▸ **What is required**:
Identify, in the records below, every line where the string "axis" appears, and copy each such line.

▸ **Extracted data**:
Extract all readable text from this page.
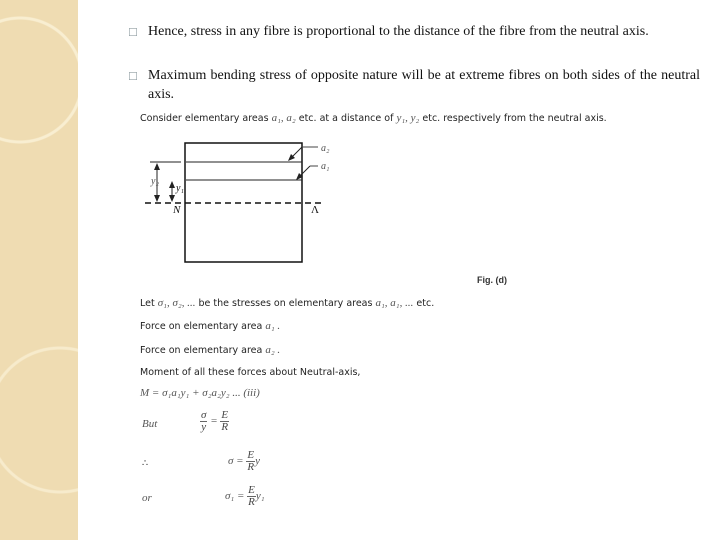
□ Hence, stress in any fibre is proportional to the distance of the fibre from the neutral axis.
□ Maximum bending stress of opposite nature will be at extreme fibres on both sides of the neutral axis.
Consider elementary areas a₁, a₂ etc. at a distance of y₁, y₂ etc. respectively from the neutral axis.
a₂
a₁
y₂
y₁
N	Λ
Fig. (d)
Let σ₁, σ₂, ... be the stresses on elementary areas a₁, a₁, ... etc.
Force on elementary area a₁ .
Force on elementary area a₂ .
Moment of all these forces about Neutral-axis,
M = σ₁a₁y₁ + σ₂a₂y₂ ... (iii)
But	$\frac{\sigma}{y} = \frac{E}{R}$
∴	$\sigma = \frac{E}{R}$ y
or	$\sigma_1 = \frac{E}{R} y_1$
==
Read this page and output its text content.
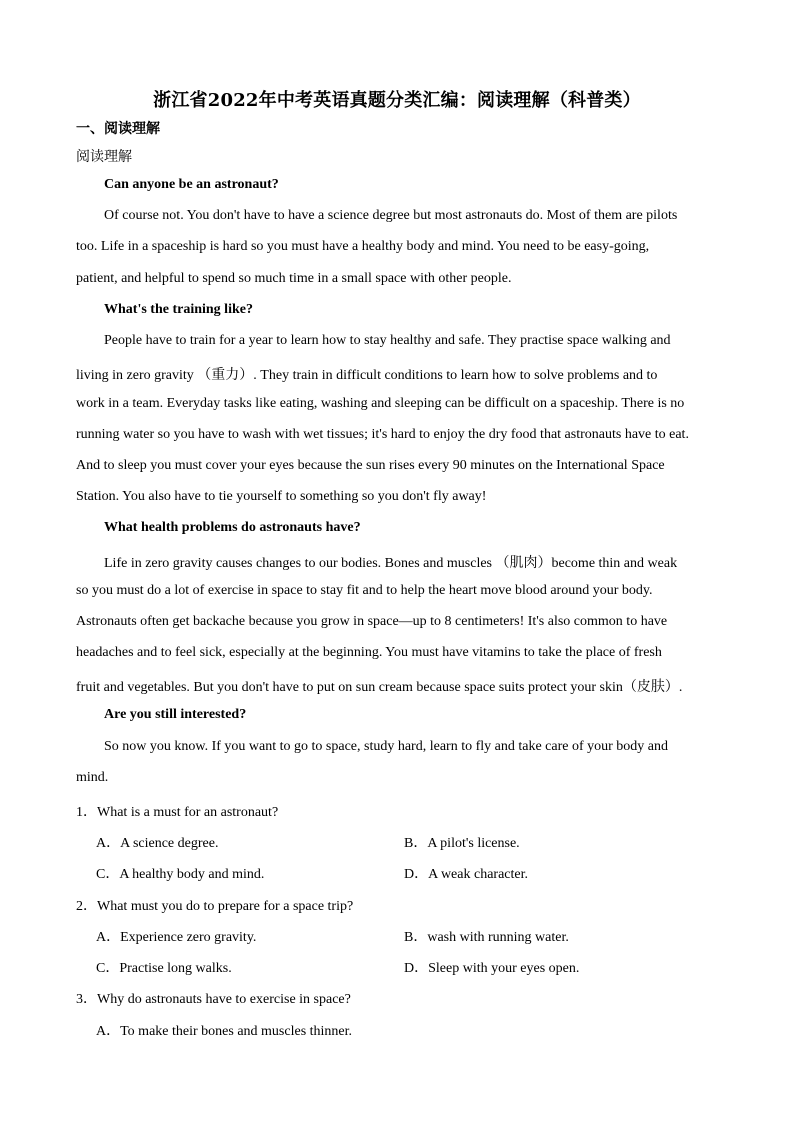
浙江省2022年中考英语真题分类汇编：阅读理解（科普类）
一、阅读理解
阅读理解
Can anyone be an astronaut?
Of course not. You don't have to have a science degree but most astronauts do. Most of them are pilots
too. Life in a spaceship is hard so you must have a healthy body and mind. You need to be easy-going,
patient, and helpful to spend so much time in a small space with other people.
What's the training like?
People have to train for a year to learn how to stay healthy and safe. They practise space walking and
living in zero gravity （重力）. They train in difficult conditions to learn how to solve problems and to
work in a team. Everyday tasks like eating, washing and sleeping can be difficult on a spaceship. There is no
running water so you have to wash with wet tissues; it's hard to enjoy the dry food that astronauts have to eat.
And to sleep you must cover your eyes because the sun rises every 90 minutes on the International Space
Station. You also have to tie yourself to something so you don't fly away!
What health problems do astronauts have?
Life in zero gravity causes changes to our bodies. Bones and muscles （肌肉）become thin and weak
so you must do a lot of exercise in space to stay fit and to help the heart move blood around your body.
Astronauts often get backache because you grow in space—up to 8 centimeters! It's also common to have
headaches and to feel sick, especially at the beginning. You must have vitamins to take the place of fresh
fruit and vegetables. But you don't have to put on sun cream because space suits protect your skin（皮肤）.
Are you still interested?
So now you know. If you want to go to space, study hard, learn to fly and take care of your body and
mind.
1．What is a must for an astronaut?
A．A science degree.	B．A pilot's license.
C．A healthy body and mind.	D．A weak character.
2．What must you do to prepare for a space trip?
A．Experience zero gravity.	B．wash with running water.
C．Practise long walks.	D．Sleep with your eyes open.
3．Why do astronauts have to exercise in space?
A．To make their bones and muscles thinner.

▸ **The solution**:
□ Hence, stress in any fibre is proportional to the distance of the fibre from the neutral axis.
□ Maximum bending stress of opposite nature will be at extreme fibres on both sides of the neutral axis.
Consider elementary areas a₁, a₂ etc. at a distance of y₁, y₂ etc. respectively from the neutral axis.
Moment of all these forces about Neutral-axis,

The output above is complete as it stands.